### Records for this exercise:
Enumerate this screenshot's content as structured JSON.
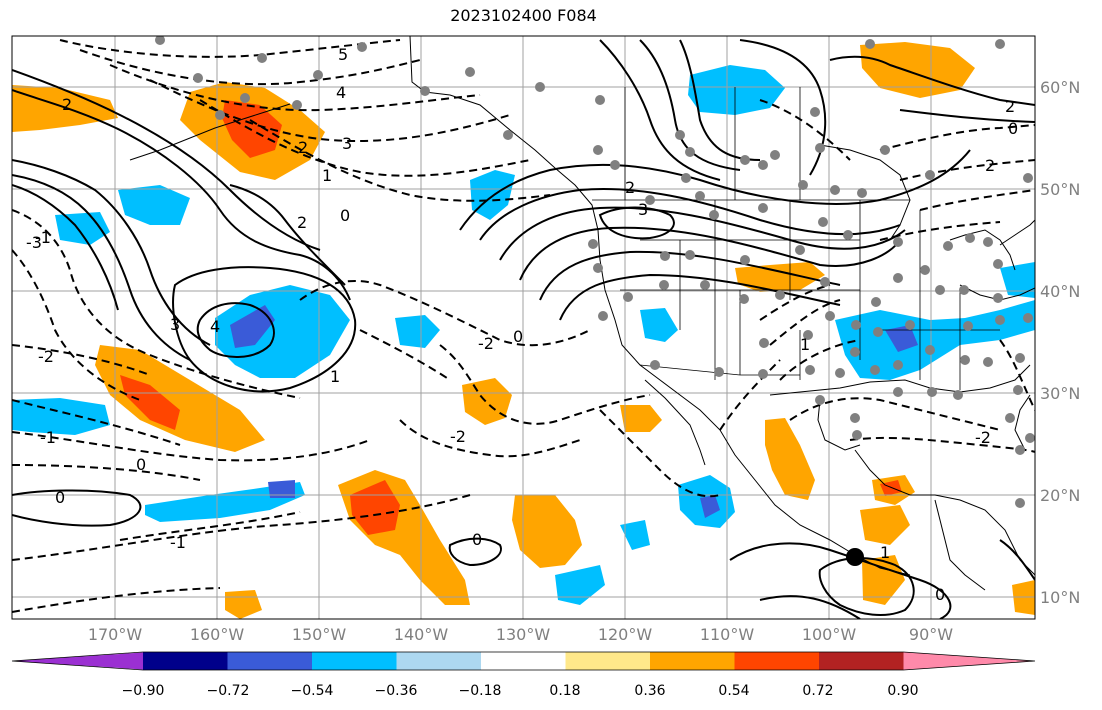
{
  "title": "2023102400 F084",
  "latitude_labels": [
    "60°N",
    "50°N",
    "40°N",
    "30°N",
    "20°N",
    "10°N"
  ],
  "longitude_labels": [
    "170°W",
    "160°W",
    "150°W",
    "140°W",
    "130°W",
    "120°W",
    "110°W",
    "100°W",
    "90°W"
  ],
  "colorbar": {
    "tick_labels": [
      "−0.90",
      "−0.72",
      "−0.54",
      "−0.36",
      "−0.18",
      "0.18",
      "0.36",
      "0.54",
      "0.72",
      "0.90"
    ],
    "colors": [
      "#9b30d2",
      "#00008b",
      "#3a5bd8",
      "#00bfff",
      "#add8f0",
      "#ffffff",
      "#ffe88a",
      "#ffa500",
      "#ff4500",
      "#b22222",
      "#ff8aaa"
    ]
  },
  "contour_labels": [
    "5",
    "4",
    "3",
    "2",
    "1",
    "0",
    "-1",
    "-2",
    "-3",
    "4",
    "3",
    "2",
    "1",
    "0",
    "-1",
    "-2",
    "2",
    "3",
    "2",
    "0",
    "2",
    "0",
    "-2",
    "1",
    "0",
    "-2",
    "-1",
    "0",
    "2",
    "0",
    "1"
  ],
  "station_marker_color": "#808080",
  "highlight_marker_color": "#000000"
}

### What is asked:
Repeat the records in full, exactly as they appear, without the pictures.

### Output for this exercise:
Enumerate this screenshot's content as structured JSON.
{
  "title": "2023102400 F084",
  "latitude_labels": [
    "60°N",
    "50°N",
    "40°N",
    "30°N",
    "20°N",
    "10°N"
  ],
  "longitude_labels": [
    "170°W",
    "160°W",
    "150°W",
    "140°W",
    "130°W",
    "120°W",
    "110°W",
    "100°W",
    "90°W"
  ],
  "colorbar": {
    "tick_labels": [
      "−0.90",
      "−0.72",
      "−0.54",
      "−0.36",
      "−0.18",
      "0.18",
      "0.36",
      "0.54",
      "0.72",
      "0.90"
    ],
    "colors": [
      "#9b30d2",
      "#00008b",
      "#3a5bd8",
      "#00bfff",
      "#add8f0",
      "#ffffff",
      "#ffe88a",
      "#ffa500",
      "#ff4500",
      "#b22222",
      "#ff8aaa"
    ]
  },
  "contour_labels": [
    "5",
    "4",
    "3",
    "2",
    "1",
    "0",
    "-1",
    "-2",
    "-3",
    "4",
    "3",
    "2",
    "1",
    "0",
    "-1",
    "-2",
    "2",
    "3",
    "2",
    "0",
    "2",
    "0",
    "-2",
    "1",
    "0",
    "-2",
    "-1",
    "0",
    "2",
    "0",
    "1"
  ],
  "station_marker_color": "#808080",
  "highlight_marker_color": "#000000"
}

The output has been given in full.